- _Work required_: Repeat the listing word for word. No pictures belong in the copy.

Saved entries
***
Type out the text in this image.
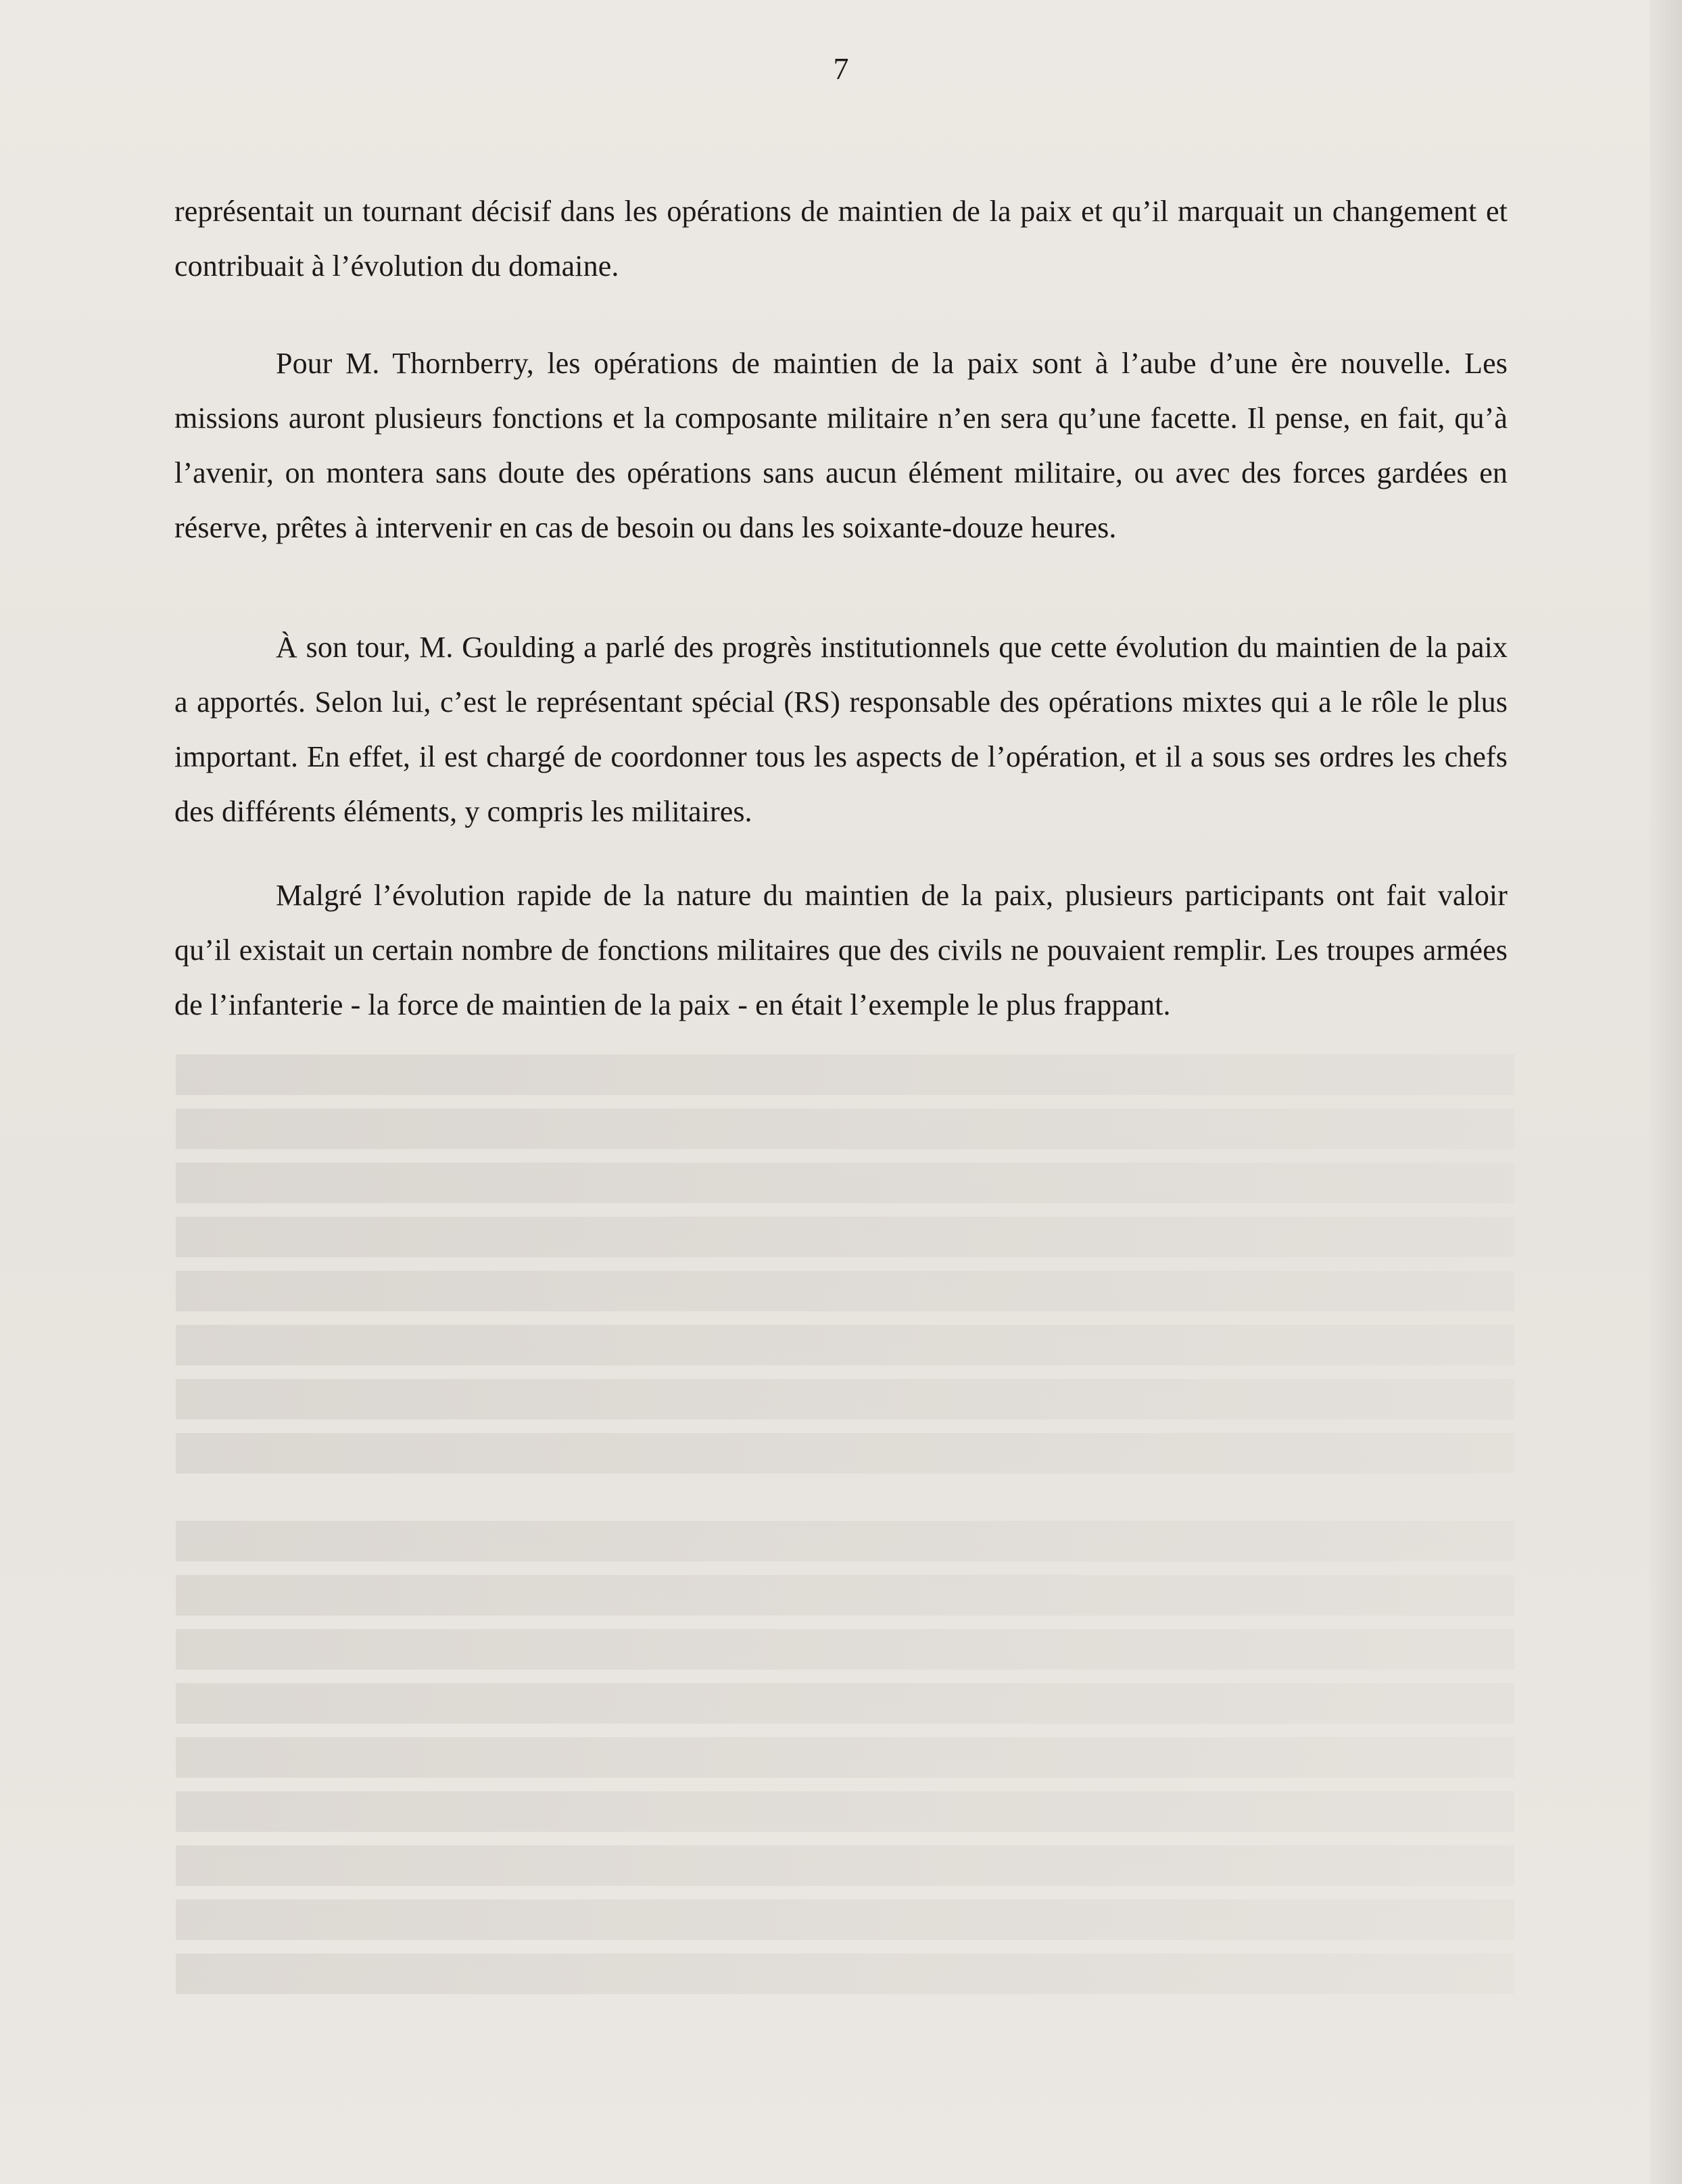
7

représentait un tournant décisif dans les opérations de maintien de la paix et qu’il marquait un changement et contribuait à l’évolution du domaine.

Pour M. Thornberry, les opérations de maintien de la paix sont à l’aube d’une ère nouvelle. Les missions auront plusieurs fonctions et la composante militaire n’en sera qu’une facette. Il pense, en fait, qu’à l’avenir, on montera sans doute des opérations sans aucun élément militaire, ou avec des forces gardées en réserve, prêtes à intervenir en cas de besoin ou dans les soixante-douze heures.

À son tour, M. Goulding a parlé des progrès institutionnels que cette évolution du maintien de la paix a apportés. Selon lui, c’est le représentant spécial (RS) responsable des opérations mixtes qui a le rôle le plus important. En effet, il est chargé de coordonner tous les aspects de l’opération, et il a sous ses ordres les chefs des différents éléments, y compris les militaires.

Malgré l’évolution rapide de la nature du maintien de la paix, plusieurs participants ont fait valoir qu’il existait un certain nombre de fonctions militaires que des civils ne pouvaient remplir. Les troupes armées de l’infanterie - la force de maintien de la paix - en était l’exemple le plus frappant.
***
- _Complete output_:
Type out the text in this image.
7

représentait un tournant décisif dans les opérations de maintien de la paix et qu’il marquait un changement et contribuait à l’évolution du domaine.

Pour M. Thornberry, les opérations de maintien de la paix sont à l’aube d’une ère nouvelle. Les missions auront plusieurs fonctions et la composante militaire n’en sera qu’une facette. Il pense, en fait, qu’à l’avenir, on montera sans doute des opérations sans aucun élément militaire, ou avec des forces gardées en réserve, prêtes à intervenir en cas de besoin ou dans les soixante-douze heures.

À son tour, M. Goulding a parlé des progrès institutionnels que cette évolution du maintien de la paix a apportés. Selon lui, c’est le représentant spécial (RS) responsable des opérations mixtes qui a le rôle le plus important. En effet, il est chargé de coordonner tous les aspects de l’opération, et il a sous ses ordres les chefs des différents éléments, y compris les militaires.

Malgré l’évolution rapide de la nature du maintien de la paix, plusieurs participants ont fait valoir qu’il existait un certain nombre de fonctions militaires que des civils ne pouvaient remplir. Les troupes armées de l’infanterie - la force de maintien de la paix - en était l’exemple le plus frappant.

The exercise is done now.